Extracted data entries:
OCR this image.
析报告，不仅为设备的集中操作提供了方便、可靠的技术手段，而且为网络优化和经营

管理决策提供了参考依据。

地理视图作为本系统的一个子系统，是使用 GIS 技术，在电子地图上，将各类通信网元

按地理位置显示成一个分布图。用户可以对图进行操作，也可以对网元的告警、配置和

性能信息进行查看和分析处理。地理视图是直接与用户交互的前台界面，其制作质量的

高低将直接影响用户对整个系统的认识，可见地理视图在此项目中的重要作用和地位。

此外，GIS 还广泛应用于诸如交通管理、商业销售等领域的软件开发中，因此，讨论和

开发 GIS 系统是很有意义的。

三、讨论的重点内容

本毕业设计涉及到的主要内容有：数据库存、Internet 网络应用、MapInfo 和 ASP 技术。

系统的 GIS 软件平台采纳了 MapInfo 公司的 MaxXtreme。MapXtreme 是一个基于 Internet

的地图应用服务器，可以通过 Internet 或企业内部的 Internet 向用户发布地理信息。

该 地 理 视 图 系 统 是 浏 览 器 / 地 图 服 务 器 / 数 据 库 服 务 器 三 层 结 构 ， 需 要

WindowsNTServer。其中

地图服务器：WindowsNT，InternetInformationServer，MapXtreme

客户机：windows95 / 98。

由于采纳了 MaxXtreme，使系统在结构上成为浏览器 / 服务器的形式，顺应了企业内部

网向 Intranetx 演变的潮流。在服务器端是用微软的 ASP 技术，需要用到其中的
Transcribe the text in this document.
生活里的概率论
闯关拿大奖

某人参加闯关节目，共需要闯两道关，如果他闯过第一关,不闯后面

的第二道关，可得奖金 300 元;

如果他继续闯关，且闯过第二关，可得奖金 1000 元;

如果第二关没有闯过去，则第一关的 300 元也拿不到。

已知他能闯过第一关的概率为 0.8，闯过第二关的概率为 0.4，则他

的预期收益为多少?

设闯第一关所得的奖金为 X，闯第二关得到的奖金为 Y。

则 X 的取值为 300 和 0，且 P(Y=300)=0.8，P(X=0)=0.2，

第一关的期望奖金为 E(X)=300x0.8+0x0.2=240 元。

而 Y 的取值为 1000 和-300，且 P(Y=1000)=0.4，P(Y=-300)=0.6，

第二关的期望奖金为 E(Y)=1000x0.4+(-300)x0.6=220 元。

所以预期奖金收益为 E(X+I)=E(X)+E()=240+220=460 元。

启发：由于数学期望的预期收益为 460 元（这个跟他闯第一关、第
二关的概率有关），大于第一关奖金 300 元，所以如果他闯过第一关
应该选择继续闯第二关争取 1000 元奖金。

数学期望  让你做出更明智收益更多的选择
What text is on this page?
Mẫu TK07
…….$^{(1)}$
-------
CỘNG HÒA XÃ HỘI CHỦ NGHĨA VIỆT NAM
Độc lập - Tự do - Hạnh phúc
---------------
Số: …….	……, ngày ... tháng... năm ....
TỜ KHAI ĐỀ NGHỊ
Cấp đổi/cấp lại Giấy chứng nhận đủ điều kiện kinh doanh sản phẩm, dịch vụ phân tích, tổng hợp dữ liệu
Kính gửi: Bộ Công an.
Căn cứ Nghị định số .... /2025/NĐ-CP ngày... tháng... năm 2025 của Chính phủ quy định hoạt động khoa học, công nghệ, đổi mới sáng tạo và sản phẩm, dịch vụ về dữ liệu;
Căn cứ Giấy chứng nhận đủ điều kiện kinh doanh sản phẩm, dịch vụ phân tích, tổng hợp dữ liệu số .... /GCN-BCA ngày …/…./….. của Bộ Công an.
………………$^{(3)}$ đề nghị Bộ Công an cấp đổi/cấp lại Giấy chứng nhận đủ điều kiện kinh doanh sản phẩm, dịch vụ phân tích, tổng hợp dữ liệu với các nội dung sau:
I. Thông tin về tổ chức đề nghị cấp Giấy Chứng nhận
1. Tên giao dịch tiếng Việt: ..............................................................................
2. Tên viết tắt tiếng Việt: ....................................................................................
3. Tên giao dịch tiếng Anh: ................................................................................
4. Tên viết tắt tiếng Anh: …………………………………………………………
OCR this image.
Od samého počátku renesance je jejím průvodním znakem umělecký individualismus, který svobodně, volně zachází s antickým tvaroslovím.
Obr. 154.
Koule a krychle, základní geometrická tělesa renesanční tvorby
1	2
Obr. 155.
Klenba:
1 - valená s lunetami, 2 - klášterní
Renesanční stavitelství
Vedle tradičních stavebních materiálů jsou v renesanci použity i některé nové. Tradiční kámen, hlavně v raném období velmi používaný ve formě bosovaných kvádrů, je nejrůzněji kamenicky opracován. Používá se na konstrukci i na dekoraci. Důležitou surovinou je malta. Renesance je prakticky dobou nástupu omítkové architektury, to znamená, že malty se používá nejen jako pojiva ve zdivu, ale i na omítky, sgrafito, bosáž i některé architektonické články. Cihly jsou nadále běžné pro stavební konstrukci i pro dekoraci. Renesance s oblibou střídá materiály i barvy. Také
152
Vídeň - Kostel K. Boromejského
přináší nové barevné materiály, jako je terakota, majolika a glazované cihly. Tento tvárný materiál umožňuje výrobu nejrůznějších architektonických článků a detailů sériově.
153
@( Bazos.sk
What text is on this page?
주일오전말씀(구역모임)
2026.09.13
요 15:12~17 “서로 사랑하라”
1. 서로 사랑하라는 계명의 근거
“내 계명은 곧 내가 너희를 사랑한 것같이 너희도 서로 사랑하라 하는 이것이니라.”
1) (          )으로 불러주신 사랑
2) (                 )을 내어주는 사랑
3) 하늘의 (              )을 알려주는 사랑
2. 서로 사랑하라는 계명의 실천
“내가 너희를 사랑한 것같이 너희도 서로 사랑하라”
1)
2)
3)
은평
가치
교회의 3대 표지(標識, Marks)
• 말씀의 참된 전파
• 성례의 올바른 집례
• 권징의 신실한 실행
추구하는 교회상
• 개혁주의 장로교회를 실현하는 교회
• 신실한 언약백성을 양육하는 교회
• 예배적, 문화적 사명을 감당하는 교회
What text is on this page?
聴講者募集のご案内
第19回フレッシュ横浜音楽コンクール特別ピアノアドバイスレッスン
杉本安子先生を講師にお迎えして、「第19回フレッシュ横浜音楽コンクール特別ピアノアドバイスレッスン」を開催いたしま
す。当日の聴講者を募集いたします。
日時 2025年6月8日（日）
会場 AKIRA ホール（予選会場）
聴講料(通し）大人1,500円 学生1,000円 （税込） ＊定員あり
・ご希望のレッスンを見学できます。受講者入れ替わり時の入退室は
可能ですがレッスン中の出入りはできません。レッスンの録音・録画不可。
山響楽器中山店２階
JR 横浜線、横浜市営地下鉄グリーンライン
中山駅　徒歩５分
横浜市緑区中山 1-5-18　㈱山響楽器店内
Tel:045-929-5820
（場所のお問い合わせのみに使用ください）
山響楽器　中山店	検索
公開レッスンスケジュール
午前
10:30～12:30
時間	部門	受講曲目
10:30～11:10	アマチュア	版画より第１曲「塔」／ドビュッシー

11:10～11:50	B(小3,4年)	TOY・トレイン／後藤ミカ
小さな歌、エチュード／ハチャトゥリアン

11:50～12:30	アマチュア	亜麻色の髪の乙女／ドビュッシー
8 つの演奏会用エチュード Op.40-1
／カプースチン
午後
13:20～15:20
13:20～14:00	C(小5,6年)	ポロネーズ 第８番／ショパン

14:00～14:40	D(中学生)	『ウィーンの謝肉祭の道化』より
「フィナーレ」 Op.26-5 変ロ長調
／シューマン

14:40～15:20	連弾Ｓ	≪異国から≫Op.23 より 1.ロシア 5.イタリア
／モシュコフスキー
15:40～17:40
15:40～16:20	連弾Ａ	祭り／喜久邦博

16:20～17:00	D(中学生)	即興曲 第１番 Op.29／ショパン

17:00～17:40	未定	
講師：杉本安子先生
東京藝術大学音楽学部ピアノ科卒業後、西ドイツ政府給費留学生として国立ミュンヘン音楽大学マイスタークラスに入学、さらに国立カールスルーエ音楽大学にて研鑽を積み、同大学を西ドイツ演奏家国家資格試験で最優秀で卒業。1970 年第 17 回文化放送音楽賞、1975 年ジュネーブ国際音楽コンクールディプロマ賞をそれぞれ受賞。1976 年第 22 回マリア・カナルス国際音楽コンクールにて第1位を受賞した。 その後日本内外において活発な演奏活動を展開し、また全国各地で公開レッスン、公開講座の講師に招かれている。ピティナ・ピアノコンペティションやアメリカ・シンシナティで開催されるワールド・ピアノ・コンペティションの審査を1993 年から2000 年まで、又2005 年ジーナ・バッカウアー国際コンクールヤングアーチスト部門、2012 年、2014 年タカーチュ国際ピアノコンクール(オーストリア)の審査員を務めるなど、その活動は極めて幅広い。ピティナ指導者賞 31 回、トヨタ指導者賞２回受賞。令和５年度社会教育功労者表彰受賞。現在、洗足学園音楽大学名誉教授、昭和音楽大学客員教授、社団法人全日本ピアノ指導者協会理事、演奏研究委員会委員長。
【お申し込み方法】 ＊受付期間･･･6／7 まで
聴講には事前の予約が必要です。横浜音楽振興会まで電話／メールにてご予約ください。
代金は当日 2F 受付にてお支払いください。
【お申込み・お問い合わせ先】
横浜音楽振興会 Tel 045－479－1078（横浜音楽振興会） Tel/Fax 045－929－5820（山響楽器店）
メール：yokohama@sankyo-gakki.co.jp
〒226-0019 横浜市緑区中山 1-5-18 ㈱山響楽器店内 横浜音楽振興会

Set task ▸ Show every line that contains the word "viết".

Response for this exercise ▸
2. Tên viết tắt tiếng Việt: ....................................................................................
4. Tên viết tắt tiếng Anh: …………………………………………………………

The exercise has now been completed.